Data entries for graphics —
↓

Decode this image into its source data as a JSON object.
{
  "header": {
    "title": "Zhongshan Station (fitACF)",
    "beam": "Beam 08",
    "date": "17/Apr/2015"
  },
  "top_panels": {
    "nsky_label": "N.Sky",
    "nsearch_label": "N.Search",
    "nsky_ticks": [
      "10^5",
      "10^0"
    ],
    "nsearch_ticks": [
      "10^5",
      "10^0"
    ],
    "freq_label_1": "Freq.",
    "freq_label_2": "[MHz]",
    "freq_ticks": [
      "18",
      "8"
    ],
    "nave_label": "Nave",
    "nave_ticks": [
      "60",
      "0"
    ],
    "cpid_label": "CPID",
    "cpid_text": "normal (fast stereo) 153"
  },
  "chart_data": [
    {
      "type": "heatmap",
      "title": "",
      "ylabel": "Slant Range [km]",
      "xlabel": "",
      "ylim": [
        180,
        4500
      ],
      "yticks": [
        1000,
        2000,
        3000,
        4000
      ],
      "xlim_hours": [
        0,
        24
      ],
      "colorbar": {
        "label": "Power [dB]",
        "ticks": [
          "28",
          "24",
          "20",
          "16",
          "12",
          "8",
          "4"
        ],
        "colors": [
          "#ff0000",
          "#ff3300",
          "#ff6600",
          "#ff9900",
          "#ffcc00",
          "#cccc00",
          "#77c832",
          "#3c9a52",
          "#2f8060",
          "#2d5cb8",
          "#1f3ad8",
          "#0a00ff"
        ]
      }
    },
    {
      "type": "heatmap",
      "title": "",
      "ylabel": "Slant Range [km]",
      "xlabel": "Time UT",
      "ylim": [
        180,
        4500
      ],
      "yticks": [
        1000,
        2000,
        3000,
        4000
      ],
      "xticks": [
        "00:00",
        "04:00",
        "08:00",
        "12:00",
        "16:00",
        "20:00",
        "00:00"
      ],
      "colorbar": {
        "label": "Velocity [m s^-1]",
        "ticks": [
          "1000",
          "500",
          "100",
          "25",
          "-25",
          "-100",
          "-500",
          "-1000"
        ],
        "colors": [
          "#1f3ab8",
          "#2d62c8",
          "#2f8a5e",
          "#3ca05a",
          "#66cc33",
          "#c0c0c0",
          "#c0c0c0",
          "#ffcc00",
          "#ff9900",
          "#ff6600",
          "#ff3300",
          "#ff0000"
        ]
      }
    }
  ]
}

↑

Required work — Write out all the data again, exactly as it appears.

Result of the exercise —
Decode this image into its source data as a JSON object.
{
  "header": {
    "title": "Zhongshan Station (fitACF)",
    "beam": "Beam 08",
    "date": "17/Apr/2015"
  },
  "top_panels": {
    "nsky_label": "N.Sky",
    "nsearch_label": "N.Search",
    "nsky_ticks": [
      "10^5",
      "10^0"
    ],
    "nsearch_ticks": [
      "10^5",
      "10^0"
    ],
    "freq_label_1": "Freq.",
    "freq_label_2": "[MHz]",
    "freq_ticks": [
      "18",
      "8"
    ],
    "nave_label": "Nave",
    "nave_ticks": [
      "60",
      "0"
    ],
    "cpid_label": "CPID",
    "cpid_text": "normal (fast stereo) 153"
  },
  "chart_data": [
    {
      "type": "heatmap",
      "title": "",
      "ylabel": "Slant Range [km]",
      "xlabel": "",
      "ylim": [
        180,
        4500
      ],
      "yticks": [
        1000,
        2000,
        3000,
        4000
      ],
      "xlim_hours": [
        0,
        24
      ],
      "colorbar": {
        "label": "Power [dB]",
        "ticks": [
          "28",
          "24",
          "20",
          "16",
          "12",
          "8",
          "4"
        ],
        "colors": [
          "#ff0000",
          "#ff3300",
          "#ff6600",
          "#ff9900",
          "#ffcc00",
          "#cccc00",
          "#77c832",
          "#3c9a52",
          "#2f8060",
          "#2d5cb8",
          "#1f3ad8",
          "#0a00ff"
        ]
      }
    },
    {
      "type": "heatmap",
      "title": "",
      "ylabel": "Slant Range [km]",
      "xlabel": "Time UT",
      "ylim": [
        180,
        4500
      ],
      "yticks": [
        1000,
        2000,
        3000,
        4000
      ],
      "xticks": [
        "00:00",
        "04:00",
        "08:00",
        "12:00",
        "16:00",
        "20:00",
        "00:00"
      ],
      "colorbar": {
        "label": "Velocity [m s^-1]",
        "ticks": [
          "1000",
          "500",
          "100",
          "25",
          "-25",
          "-100",
          "-500",
          "-1000"
        ],
        "colors": [
          "#1f3ab8",
          "#2d62c8",
          "#2f8a5e",
          "#3ca05a",
          "#66cc33",
          "#c0c0c0",
          "#c0c0c0",
          "#ffcc00",
          "#ff9900",
          "#ff6600",
          "#ff3300",
          "#ff0000"
        ]
      }
    }
  ]
}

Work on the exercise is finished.